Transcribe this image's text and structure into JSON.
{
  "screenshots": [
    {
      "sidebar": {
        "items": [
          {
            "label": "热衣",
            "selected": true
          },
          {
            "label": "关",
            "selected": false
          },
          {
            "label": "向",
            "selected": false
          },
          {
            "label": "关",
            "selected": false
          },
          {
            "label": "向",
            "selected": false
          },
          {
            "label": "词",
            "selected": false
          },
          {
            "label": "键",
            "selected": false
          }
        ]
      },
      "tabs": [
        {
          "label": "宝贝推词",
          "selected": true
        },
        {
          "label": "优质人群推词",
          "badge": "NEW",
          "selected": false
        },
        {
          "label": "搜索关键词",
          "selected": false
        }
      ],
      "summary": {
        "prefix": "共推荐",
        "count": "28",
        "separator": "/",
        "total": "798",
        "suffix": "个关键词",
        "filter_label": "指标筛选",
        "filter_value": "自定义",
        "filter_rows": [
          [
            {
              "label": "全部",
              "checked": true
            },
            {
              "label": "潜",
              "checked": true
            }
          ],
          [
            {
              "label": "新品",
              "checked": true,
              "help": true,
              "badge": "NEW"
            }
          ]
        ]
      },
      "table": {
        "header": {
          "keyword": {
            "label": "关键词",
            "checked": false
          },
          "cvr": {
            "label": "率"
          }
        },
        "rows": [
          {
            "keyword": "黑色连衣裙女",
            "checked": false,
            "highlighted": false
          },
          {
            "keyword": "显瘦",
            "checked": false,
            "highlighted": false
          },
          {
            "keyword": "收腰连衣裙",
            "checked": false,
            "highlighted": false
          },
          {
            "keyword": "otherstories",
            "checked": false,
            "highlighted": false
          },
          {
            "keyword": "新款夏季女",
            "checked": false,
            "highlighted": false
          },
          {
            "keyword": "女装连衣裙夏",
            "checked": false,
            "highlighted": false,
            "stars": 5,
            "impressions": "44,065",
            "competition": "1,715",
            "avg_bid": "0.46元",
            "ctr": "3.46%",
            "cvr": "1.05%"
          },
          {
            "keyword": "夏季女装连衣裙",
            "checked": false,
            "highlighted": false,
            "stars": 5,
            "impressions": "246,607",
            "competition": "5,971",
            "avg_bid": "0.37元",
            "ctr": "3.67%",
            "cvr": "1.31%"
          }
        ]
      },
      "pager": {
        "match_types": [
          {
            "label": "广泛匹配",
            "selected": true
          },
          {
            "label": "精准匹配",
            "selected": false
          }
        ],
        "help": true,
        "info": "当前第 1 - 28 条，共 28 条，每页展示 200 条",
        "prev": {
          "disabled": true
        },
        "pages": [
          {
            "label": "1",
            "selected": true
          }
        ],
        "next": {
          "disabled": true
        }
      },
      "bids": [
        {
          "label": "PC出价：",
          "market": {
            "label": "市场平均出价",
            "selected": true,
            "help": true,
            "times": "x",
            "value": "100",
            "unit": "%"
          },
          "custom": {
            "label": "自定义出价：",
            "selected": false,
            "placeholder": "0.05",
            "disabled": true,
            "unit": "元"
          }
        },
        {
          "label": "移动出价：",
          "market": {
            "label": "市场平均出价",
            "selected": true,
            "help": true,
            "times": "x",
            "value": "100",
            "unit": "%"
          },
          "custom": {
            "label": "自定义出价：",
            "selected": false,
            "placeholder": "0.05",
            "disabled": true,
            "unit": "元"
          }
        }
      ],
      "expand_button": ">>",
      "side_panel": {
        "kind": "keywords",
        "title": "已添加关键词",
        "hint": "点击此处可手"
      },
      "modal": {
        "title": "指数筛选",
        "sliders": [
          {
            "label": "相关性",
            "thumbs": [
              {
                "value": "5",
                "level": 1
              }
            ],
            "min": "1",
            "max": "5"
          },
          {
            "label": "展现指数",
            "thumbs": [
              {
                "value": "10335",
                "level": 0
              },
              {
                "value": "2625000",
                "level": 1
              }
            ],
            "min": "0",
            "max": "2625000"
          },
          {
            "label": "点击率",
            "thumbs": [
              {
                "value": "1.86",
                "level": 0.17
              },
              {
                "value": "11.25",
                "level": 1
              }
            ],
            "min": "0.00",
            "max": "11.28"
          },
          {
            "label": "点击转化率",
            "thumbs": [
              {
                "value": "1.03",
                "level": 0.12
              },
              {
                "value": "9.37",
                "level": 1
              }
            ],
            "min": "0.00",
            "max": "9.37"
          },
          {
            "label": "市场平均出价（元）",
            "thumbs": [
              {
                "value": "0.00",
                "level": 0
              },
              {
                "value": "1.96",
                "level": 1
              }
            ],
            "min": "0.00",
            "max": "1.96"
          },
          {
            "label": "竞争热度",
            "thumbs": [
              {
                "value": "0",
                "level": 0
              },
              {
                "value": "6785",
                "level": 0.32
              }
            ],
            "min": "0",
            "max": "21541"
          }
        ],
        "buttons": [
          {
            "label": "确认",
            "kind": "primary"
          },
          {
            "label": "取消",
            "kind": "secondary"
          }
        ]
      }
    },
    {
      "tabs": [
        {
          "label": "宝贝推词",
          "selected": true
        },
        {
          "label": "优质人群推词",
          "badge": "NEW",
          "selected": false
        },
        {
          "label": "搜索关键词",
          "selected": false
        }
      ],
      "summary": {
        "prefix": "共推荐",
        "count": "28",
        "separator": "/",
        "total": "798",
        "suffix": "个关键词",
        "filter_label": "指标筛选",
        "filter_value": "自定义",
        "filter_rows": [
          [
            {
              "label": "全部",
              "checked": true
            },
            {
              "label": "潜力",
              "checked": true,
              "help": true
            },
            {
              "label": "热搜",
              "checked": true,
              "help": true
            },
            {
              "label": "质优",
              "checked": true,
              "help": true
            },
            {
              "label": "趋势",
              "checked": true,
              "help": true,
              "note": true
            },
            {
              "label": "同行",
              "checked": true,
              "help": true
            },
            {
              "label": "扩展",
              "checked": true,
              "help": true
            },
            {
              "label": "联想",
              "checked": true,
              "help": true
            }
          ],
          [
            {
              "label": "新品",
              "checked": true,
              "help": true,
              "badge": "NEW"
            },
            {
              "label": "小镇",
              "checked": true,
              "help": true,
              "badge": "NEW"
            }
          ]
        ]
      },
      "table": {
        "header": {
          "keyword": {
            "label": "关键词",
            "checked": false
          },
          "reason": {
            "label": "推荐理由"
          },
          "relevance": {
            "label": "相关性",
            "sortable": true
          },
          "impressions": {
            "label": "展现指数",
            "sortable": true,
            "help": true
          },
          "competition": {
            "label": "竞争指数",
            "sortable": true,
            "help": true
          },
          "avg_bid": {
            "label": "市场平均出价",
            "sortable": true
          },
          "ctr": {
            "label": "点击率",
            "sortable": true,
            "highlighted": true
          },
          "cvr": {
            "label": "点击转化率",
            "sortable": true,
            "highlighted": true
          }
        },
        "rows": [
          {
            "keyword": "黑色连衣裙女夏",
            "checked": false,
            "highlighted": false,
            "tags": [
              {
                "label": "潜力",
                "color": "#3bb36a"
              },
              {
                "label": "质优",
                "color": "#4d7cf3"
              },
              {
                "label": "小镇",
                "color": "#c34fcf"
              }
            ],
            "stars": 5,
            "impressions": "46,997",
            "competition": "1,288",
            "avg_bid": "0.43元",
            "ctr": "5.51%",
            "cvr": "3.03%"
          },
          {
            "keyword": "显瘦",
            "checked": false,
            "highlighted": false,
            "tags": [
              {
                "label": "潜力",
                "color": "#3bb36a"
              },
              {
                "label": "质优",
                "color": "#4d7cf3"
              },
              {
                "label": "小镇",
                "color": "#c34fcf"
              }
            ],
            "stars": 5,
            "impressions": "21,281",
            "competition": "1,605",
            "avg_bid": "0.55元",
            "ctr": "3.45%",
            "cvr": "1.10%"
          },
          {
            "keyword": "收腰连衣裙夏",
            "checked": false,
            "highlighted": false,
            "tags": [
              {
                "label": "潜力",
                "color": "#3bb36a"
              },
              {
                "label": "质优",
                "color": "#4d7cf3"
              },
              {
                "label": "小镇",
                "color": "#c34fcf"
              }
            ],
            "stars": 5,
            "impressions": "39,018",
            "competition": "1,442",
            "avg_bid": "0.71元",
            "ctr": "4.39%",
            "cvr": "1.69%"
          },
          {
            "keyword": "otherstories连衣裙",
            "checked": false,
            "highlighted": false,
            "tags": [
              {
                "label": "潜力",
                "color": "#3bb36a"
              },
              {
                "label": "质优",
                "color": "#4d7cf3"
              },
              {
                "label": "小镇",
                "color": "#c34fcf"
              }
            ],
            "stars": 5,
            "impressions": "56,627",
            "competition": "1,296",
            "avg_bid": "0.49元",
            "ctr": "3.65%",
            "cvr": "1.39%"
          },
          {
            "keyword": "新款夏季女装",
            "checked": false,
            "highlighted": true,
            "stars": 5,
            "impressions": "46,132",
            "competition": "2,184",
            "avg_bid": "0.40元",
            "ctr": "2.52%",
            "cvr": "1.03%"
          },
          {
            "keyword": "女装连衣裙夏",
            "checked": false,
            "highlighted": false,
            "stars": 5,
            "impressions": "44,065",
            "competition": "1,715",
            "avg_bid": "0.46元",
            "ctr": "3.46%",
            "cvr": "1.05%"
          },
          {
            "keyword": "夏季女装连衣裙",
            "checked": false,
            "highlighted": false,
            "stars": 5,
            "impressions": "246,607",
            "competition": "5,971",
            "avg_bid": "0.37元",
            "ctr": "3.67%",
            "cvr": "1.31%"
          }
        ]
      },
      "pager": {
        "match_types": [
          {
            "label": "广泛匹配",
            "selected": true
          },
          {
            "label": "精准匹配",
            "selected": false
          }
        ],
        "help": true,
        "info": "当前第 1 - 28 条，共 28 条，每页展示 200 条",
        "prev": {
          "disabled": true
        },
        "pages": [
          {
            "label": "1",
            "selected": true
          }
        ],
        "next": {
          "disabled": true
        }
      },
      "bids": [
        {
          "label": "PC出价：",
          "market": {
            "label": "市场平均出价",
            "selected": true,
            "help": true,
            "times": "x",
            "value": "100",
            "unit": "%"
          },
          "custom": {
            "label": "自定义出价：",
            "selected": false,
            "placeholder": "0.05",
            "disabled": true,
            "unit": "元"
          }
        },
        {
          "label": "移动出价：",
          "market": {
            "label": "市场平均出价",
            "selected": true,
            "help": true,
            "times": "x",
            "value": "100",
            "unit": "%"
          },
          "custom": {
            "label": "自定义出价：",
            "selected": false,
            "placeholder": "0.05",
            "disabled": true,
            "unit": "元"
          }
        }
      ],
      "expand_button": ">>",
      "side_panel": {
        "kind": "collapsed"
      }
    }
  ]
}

====

**YOUR TASK**
Out of the records, collect only those lines that contain the string "impressions".

**RESULT**
            "impressions": "44,065",
            "impressions": "246,607",
          "impressions": {
            "impressions": "46,997",
            "impressions": "21,281",
            "impressions": "39,018",
            "impressions": "56,627",
            "impressions": "46,132",
            "impressions": "44,065",
            "impressions": "246,607",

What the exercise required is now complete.